**STUDY TEXT:**
- - - - - - -
UK environmentalist James Lovelock, who posited the Gaia theory that the Earth operates as a giant, self-regulating super-organism, now sees nuclear energy as key to our planet’s future health. ”Civilization is in imminent danger,” he warns, “and has to use nuclear—the one safe, available energy source—or suffer the pain soon to be inflicted by our outraged planet.”

In a recent edition of the Massachusetts Institute of Technology’s Technology Review, Stewart Brand writes that nuclear energy’s problems can be overcome and that:

The industry is mature, with a half-century of experience and ever improved engineering behind it. Problematic early reactors like the ones at Three Mile Island and Chernobyl can be supplanted by new, smaller-scale, meltdown-proof reactors like the ones that use the pebble-bed design. Nuclear power plants are very high yield, with low-cost fuel. Finally, they offer the best avenue to a “hydrogen economy,” combining high energy and high heat in one place for optimal hydrogen generation.

Nuclear energy: a proven alternative

Indeed, nuclear power is already a proven alternative to fossil fuels.

The United States relies on nuclear power for some 20% of its energy needs, and produces nearly one-third of global nuclear energy.

Despite its current limited supply, nuclear energy now provides the vast majority (76.2 per cent) of the US’s emission-free generation.

In 2002, the use of nuclear energy helped the US avoid the release of 189.5 million tons of carbon into the air.

In fact, the electric sector’s carbon emissions would have been 29 per cent higher without nuclear power.
- - - - - - -
**Page segmentation data:**
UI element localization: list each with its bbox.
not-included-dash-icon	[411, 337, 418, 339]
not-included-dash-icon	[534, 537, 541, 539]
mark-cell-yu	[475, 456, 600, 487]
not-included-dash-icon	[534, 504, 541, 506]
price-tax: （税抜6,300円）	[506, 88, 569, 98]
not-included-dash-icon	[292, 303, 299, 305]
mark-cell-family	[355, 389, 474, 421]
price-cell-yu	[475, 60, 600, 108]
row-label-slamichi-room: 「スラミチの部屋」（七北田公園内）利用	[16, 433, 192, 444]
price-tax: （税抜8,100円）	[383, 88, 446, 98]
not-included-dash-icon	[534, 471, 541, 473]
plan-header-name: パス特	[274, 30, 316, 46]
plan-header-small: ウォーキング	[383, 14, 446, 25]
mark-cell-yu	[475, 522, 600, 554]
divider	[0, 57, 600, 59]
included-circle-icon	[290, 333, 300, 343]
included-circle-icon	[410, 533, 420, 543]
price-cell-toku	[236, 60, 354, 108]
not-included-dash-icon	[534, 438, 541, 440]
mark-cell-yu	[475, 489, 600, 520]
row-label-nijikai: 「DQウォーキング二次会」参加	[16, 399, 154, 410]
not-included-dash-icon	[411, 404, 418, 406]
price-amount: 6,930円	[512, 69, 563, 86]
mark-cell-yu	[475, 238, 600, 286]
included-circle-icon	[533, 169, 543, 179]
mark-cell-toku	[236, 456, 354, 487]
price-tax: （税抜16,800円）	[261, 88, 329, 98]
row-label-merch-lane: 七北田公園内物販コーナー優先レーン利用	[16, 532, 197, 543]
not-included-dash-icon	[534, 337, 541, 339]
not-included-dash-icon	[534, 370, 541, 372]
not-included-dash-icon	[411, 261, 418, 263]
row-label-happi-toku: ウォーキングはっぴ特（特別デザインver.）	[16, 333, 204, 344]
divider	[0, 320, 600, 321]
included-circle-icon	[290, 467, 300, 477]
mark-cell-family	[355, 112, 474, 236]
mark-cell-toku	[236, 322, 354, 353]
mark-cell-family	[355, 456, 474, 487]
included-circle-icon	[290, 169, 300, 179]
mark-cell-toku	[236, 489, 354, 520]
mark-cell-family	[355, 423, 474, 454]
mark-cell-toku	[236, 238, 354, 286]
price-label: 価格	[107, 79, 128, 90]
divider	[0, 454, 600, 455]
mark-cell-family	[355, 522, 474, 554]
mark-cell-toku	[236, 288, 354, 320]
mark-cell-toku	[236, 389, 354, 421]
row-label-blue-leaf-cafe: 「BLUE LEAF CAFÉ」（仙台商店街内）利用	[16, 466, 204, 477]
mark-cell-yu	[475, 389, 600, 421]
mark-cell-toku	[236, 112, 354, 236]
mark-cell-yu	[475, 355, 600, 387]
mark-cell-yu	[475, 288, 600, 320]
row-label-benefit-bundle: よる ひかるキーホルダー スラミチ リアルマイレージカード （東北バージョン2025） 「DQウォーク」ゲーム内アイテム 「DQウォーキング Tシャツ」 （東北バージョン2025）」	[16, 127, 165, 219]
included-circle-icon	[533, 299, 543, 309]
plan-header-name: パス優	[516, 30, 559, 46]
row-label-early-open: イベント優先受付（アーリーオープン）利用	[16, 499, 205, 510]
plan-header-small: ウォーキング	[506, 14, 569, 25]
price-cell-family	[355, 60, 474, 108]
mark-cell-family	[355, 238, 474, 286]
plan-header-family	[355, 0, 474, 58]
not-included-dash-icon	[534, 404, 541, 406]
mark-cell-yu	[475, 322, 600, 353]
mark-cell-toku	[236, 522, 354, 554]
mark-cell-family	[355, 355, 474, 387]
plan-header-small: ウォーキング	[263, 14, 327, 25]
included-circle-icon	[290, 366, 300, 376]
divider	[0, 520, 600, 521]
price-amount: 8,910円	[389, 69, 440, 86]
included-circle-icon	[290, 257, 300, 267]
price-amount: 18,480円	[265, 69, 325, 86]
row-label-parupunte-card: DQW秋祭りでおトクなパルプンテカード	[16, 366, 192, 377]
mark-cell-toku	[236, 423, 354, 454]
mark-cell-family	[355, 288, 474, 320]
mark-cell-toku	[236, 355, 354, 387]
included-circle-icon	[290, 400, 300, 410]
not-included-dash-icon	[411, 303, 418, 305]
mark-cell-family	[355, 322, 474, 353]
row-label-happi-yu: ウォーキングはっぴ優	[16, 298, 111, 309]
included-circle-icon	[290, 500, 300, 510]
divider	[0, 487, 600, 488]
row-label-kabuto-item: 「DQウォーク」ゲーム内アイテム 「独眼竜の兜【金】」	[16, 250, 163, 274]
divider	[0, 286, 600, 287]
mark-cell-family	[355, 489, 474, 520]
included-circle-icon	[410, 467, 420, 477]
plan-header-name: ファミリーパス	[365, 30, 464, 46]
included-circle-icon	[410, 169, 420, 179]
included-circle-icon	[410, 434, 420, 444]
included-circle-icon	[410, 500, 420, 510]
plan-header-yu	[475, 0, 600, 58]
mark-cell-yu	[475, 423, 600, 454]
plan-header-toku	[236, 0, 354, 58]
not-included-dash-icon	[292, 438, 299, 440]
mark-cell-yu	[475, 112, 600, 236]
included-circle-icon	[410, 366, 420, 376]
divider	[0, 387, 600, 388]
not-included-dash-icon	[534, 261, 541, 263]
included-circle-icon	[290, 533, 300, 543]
- - - - - - -
**EXERCISE REQUIREMENTS:**
A. In the nuclear energy text, what share of the US's emission-free generation comes from nuclear energy?
B. Output the nuclear energy text from "Nuclear energy: a" up to and including "into the air.".
Answer from the nuclear energy text alone.

**RESPONSES FOR EACH TASK:**
A. 76.2 percent, the vast majority.

B.
Nuclear energy: a proven alternative

Indeed, nuclear power is already a proven alternative to fossil fuels.

The United States relies on nuclear power for some 20% of its energy needs, and produces nearly one-third of global nuclear energy.

Despite its current limited supply, nuclear energy now provides the vast majority (76.2 per cent) of the US’s emission-free generation.

In 2002, the use of nuclear energy helped the US avoid the release of 189.5 million tons of carbon into the air.